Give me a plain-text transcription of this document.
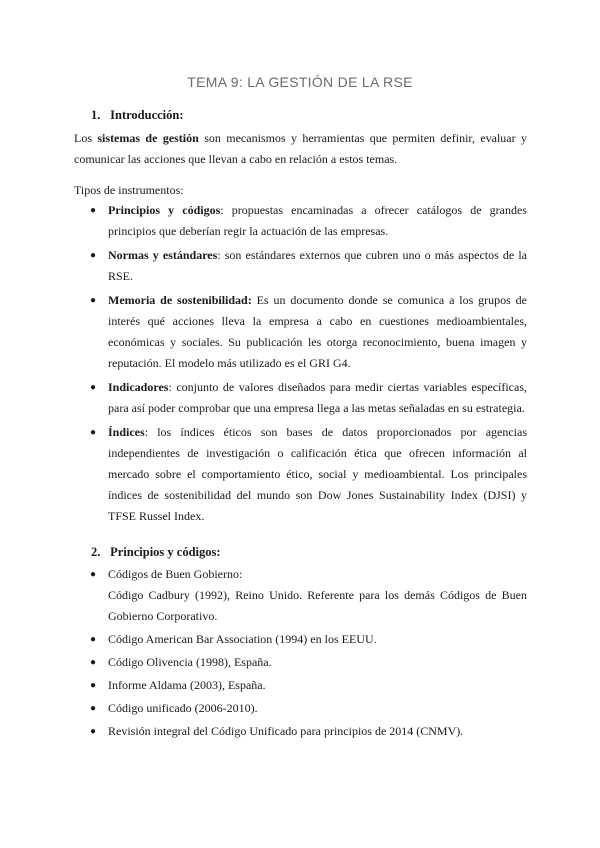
TEMA 9: LA GESTIÓN DE LA RSE
1. Introducción:
Los sistemas de gestión son mecanismos y herramientas que permiten definir, evaluar y comunicar las acciones que llevan a cabo en relación a estos temas.
Tipos de instrumentos:
● Principios y códigos: propuestas encaminadas a ofrecer catálogos de grandes principios que deberían regir la actuación de las empresas.
● Normas y estándares: son estándares externos que cubren uno o más aspectos de la RSE.
● Memoria de sostenibilidad: Es un documento donde se comunica a los grupos de interés qué acciones lleva la empresa a cabo en cuestiones medioambientales, económicas y sociales. Su publicación les otorga reconocimiento, buena imagen y reputación. El modelo más utilizado es el GRI G4.
● Indicadores: conjunto de valores diseñados para medir ciertas variables específicas, para así poder comprobar que una empresa llega a las metas señaladas en su estrategia.
● Índices: los índices éticos son bases de datos proporcionados por agencias independientes de investigación o calificación ética que ofrecen información al mercado sobre el comportamiento ético, social y medioambiental. Los principales índices de sostenibilidad del mundo son Dow Jones Sustainability Index (DJSI) y TFSE Russel Index.
2. Principios y códigos:
● Códigos de Buen Gobierno:

Código Cadbury (1992), Reino Unido. Referente para los demás Códigos de Buen Gobierno Corporativo.
● Código American Bar Association (1994) en los EEUU.
● Código Olivencia (1998), España.
● Informe Aldama (2003), España.
● Código unificado (2006-2010).
● Revisión integral del Código Unificado para principios de 2014 (CNMV).
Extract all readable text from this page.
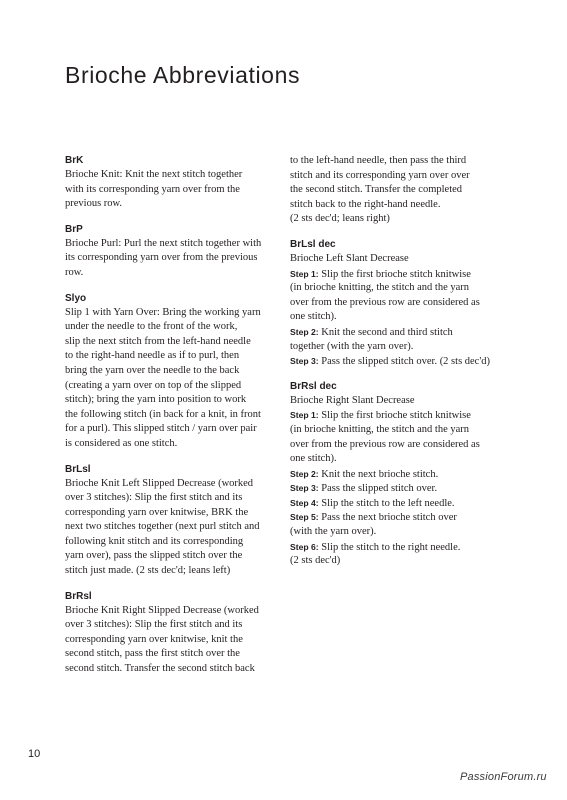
Brioche Abbreviations
BrK
Brioche Knit: Knit the next stitch together
with its corresponding yarn over from the
previous row.
BrP
Brioche Purl: Purl the next stitch together with
its corresponding yarn over from the previous
row.
Slyo
Slip 1 with Yarn Over: Bring the working yarn
under the needle to the front of the work,
slip the next stitch from the left-hand needle
to the right-hand needle as if to purl, then
bring the yarn over the needle to the back
(creating a yarn over on top of the slipped
stitch); bring the yarn into position to work
the following stitch (in back for a knit, in front
for a purl). This slipped stitch / yarn over pair
is considered as one stitch.
BrLsl
Brioche Knit Left Slipped Decrease (worked
over 3 stitches): Slip the first stitch and its
corresponding yarn over knitwise, BRK the
next two stitches together (next purl stitch and
following knit stitch and its corresponding
yarn over), pass the slipped stitch over the
stitch just made. (2 sts dec'd; leans left)
BrRsl
Brioche Knit Right Slipped Decrease (worked
over 3 stitches): Slip the first stitch and its
corresponding yarn over knitwise, knit the
second stitch, pass the first stitch over the
second stitch. Transfer the second stitch back
to the left-hand needle, then pass the third
stitch and its corresponding yarn over over
the second stitch. Transfer the completed
stitch back to the right-hand needle.
(2 sts dec'd; leans right)
BrLsl dec
Brioche Left Slant Decrease
Step 1: Slip the first brioche stitch knitwise
(in brioche knitting, the stitch and the yarn
over from the previous row are considered as
one stitch).
Step 2: Knit the second and third stitch
together (with the yarn over).
Step 3: Pass the slipped stitch over. (2 sts dec'd)
BrRsl dec
Brioche Right Slant Decrease
Step 1: Slip the first brioche stitch knitwise
(in brioche knitting, the stitch and the yarn
over from the previous row are considered as
one stitch).
Step 2: Knit the next brioche stitch.
Step 3: Pass the slipped stitch over.
Step 4: Slip the stitch to the left needle.
Step 5: Pass the next brioche stitch over
(with the yarn over).
Step 6: Slip the stitch to the right needle.
(2 sts dec'd)
10
PassionForum.ru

:::

Print each entry shown above with exact wording and no pictures.

Give me a plain-text transcription of this document.
TEMA 9: LA GESTIÓN DE LA RSE
1. Introducción:
Los sistemas de gestión son mecanismos y herramientas que permiten definir, evaluar y comunicar las acciones que llevan a cabo en relación a estos temas.
Tipos de instrumentos:
● Principios y códigos: propuestas encaminadas a ofrecer catálogos de grandes principios que deberían regir la actuación de las empresas.
● Normas y estándares: son estándares externos que cubren uno o más aspectos de la RSE.
● Memoria de sostenibilidad: Es un documento donde se comunica a los grupos de interés qué acciones lleva la empresa a cabo en cuestiones medioambientales, económicas y sociales. Su publicación les otorga reconocimiento, buena imagen y reputación. El modelo más utilizado es el GRI G4.
● Indicadores: conjunto de valores diseñados para medir ciertas variables específicas, para así poder comprobar que una empresa llega a las metas señaladas en su estrategia.
● Índices: los índices éticos son bases de datos proporcionados por agencias independientes de investigación o calificación ética que ofrecen información al mercado sobre el comportamiento ético, social y medioambiental. Los principales índices de sostenibilidad del mundo son Dow Jones Sustainability Index (DJSI) y TFSE Russel Index.
2. Principios y códigos:
● Códigos de Buen Gobierno:

Código Cadbury (1992), Reino Unido. Referente para los demás Códigos de Buen Gobierno Corporativo.
● Código American Bar Association (1994) en los EEUU.
● Código Olivencia (1998), España.
● Informe Aldama (2003), España.
● Código unificado (2006-2010).
● Revisión integral del Código Unificado para principios de 2014 (CNMV).
Extract all readable text from this page.
Brioche Abbreviations
BrK
Brioche Knit: Knit the next stitch together
with its corresponding yarn over from the
previous row.
BrP
Brioche Purl: Purl the next stitch together with
its corresponding yarn over from the previous
row.
Slyo
Slip 1 with Yarn Over: Bring the working yarn
under the needle to the front of the work,
slip the next stitch from the left-hand needle
to the right-hand needle as if to purl, then
bring the yarn over the needle to the back
(creating a yarn over on top of the slipped
stitch); bring the yarn into position to work
the following stitch (in back for a knit, in front
for a purl). This slipped stitch / yarn over pair
is considered as one stitch.
BrLsl
Brioche Knit Left Slipped Decrease (worked
over 3 stitches): Slip the first stitch and its
corresponding yarn over knitwise, BRK the
next two stitches together (next purl stitch and
following knit stitch and its corresponding
yarn over), pass the slipped stitch over the
stitch just made. (2 sts dec'd; leans left)
BrRsl
Brioche Knit Right Slipped Decrease (worked
over 3 stitches): Slip the first stitch and its
corresponding yarn over knitwise, knit the
second stitch, pass the first stitch over the
second stitch. Transfer the second stitch back
to the left-hand needle, then pass the third
stitch and its corresponding yarn over over
the second stitch. Transfer the completed
stitch back to the right-hand needle.
(2 sts dec'd; leans right)
BrLsl dec
Brioche Left Slant Decrease
Step 1: Slip the first brioche stitch knitwise
(in brioche knitting, the stitch and the yarn
over from the previous row are considered as
one stitch).
Step 2: Knit the second and third stitch
together (with the yarn over).
Step 3: Pass the slipped stitch over. (2 sts dec'd)
BrRsl dec
Brioche Right Slant Decrease
Step 1: Slip the first brioche stitch knitwise
(in brioche knitting, the stitch and the yarn
over from the previous row are considered as
one stitch).
Step 2: Knit the next brioche stitch.
Step 3: Pass the slipped stitch over.
Step 4: Slip the stitch to the left needle.
Step 5: Pass the next brioche stitch over
(with the yarn over).
Step 6: Slip the stitch to the right needle.
(2 sts dec'd)
10
PassionForum.ru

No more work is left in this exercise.